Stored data
━━━━━━━━━━━━━━━━━━━━━━━━━━━━━━

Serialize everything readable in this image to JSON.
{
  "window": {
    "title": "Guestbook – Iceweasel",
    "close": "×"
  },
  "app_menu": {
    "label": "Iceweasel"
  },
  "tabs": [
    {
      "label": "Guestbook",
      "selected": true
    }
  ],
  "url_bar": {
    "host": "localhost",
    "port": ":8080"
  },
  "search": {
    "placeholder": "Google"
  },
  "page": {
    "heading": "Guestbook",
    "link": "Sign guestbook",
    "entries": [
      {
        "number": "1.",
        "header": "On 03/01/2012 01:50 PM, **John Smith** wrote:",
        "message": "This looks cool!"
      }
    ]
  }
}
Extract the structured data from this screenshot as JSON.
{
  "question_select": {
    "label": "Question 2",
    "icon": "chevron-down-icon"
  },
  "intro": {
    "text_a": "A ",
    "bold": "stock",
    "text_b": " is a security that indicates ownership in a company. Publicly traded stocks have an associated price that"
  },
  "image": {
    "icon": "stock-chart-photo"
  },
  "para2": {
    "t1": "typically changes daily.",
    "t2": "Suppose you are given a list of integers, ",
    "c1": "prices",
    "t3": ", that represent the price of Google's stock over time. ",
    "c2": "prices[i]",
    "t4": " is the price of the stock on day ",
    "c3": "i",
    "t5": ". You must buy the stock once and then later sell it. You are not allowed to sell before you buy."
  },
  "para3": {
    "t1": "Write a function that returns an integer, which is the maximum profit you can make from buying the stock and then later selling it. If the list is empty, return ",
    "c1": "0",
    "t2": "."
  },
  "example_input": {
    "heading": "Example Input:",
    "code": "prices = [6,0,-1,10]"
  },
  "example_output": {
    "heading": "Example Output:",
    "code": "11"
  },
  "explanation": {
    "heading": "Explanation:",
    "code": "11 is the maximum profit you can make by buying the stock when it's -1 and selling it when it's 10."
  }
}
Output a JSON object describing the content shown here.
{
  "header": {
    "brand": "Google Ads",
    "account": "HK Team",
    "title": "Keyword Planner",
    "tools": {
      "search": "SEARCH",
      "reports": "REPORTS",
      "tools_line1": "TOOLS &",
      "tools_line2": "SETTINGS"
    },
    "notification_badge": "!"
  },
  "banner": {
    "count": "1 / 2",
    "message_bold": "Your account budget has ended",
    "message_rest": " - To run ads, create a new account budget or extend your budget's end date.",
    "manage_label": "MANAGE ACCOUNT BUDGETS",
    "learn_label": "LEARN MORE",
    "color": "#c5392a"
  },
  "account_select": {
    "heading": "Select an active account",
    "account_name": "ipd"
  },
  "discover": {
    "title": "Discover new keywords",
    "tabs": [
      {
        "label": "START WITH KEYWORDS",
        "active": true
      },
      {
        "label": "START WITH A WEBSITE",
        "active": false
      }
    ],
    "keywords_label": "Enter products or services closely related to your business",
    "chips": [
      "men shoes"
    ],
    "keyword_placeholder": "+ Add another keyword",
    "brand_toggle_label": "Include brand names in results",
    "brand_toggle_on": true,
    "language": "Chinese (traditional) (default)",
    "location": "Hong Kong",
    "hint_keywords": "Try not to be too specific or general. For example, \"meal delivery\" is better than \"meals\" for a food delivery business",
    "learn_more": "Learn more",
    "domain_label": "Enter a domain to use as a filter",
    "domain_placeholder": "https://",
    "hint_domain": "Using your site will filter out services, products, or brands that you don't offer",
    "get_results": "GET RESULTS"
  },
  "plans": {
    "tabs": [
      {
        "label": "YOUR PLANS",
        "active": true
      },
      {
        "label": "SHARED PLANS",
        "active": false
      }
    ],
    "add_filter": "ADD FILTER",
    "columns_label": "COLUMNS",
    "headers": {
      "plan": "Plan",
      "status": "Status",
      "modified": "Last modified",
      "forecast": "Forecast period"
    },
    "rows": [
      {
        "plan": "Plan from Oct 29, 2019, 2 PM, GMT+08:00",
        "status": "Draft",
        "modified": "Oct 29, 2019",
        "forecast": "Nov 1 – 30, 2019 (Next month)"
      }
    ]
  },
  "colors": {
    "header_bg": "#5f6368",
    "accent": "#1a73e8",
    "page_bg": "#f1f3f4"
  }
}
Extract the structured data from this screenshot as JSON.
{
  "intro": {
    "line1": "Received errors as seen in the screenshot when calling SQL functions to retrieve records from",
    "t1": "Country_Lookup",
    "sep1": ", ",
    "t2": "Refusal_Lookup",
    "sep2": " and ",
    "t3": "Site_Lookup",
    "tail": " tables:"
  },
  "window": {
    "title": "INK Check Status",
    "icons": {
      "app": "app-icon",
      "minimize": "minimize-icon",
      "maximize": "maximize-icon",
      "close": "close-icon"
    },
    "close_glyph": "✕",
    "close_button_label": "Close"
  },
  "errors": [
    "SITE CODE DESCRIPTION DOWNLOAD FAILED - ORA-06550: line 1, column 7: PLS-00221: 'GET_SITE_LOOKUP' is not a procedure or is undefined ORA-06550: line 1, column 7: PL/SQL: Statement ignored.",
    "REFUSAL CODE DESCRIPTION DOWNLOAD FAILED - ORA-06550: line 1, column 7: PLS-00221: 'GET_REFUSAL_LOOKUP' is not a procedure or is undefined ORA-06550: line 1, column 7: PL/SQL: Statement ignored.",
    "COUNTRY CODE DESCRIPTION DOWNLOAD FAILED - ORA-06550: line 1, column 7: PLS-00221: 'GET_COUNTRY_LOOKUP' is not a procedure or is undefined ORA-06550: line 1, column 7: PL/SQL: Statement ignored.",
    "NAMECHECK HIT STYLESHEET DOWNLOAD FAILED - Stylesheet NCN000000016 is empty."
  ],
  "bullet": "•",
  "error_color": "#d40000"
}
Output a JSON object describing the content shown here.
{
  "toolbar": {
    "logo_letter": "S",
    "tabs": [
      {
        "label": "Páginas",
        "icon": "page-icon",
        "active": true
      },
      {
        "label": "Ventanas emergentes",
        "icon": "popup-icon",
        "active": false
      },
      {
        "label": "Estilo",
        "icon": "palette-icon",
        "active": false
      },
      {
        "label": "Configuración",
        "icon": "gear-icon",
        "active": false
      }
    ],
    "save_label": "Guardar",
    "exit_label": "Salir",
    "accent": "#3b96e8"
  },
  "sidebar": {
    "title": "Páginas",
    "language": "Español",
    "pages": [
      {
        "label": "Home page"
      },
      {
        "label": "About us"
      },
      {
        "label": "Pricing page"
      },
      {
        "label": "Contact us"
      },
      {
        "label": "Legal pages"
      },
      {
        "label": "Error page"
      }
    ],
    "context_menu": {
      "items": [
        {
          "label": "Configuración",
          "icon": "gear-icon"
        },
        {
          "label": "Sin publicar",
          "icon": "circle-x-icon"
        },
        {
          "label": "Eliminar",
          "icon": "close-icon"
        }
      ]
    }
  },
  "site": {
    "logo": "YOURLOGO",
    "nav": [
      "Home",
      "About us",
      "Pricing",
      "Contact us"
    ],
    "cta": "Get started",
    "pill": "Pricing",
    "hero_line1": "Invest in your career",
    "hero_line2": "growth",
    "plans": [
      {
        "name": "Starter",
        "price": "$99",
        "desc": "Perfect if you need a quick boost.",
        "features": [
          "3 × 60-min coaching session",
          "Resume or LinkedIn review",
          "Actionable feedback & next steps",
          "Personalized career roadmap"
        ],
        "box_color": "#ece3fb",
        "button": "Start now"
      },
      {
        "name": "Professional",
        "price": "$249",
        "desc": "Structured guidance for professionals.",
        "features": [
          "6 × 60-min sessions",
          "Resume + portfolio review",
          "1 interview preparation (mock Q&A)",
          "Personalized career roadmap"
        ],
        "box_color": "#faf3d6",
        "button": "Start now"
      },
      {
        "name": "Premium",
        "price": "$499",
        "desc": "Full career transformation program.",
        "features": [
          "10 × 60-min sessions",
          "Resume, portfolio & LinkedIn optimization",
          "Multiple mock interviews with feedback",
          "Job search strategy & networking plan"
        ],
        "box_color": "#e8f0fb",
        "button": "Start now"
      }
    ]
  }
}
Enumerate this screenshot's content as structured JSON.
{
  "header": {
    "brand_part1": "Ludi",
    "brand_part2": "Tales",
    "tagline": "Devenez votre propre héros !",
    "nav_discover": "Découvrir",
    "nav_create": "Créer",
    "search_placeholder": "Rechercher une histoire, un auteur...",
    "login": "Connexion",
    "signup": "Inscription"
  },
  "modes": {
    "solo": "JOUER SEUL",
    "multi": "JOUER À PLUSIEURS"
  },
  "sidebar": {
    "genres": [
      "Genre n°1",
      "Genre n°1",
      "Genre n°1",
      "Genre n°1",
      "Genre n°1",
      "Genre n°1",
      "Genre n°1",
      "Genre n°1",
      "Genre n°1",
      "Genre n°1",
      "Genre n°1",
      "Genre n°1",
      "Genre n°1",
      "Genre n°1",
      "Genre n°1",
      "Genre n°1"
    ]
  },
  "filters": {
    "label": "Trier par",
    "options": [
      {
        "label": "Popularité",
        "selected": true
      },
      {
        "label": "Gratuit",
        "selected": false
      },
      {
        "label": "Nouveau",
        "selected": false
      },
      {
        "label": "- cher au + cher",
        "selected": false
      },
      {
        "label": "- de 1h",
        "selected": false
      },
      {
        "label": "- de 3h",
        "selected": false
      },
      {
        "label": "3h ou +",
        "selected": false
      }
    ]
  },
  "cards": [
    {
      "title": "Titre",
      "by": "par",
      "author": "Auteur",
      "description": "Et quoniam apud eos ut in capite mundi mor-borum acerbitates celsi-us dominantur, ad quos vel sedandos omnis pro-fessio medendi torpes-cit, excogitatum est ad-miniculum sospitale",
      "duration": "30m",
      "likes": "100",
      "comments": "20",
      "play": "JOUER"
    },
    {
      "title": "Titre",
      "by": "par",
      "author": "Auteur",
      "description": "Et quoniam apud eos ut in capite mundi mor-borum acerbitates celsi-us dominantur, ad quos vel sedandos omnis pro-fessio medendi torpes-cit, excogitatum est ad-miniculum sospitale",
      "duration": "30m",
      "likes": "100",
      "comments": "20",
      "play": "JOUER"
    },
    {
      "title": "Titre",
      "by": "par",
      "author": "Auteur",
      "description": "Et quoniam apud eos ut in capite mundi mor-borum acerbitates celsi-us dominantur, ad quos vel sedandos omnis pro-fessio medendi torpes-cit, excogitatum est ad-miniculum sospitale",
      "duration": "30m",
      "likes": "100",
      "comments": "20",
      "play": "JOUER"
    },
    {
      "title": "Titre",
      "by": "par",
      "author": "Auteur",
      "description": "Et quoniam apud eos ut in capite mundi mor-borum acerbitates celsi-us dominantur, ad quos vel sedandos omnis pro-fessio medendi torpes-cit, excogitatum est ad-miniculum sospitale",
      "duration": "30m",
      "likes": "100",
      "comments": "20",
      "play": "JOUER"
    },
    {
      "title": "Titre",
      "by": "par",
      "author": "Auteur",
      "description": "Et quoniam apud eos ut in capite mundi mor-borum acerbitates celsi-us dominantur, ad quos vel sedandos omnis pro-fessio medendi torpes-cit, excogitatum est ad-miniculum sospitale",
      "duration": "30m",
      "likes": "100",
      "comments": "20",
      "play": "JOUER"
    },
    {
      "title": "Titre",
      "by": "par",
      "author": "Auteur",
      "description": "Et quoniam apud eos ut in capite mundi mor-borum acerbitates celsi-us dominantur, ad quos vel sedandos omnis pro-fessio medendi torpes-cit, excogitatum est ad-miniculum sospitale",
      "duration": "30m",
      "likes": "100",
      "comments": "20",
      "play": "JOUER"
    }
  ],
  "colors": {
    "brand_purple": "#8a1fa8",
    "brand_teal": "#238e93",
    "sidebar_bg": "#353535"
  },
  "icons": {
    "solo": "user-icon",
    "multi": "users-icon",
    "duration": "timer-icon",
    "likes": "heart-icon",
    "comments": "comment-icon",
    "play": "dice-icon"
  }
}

━━━━━━━━━━━━━━━━━━━━━━━━━━━━━━

• TASK DESCRIPTION: Report the number of lines in the listing where the string "services" appears, and nothing besides.

• ANSWER TO THE EXERCISE: 2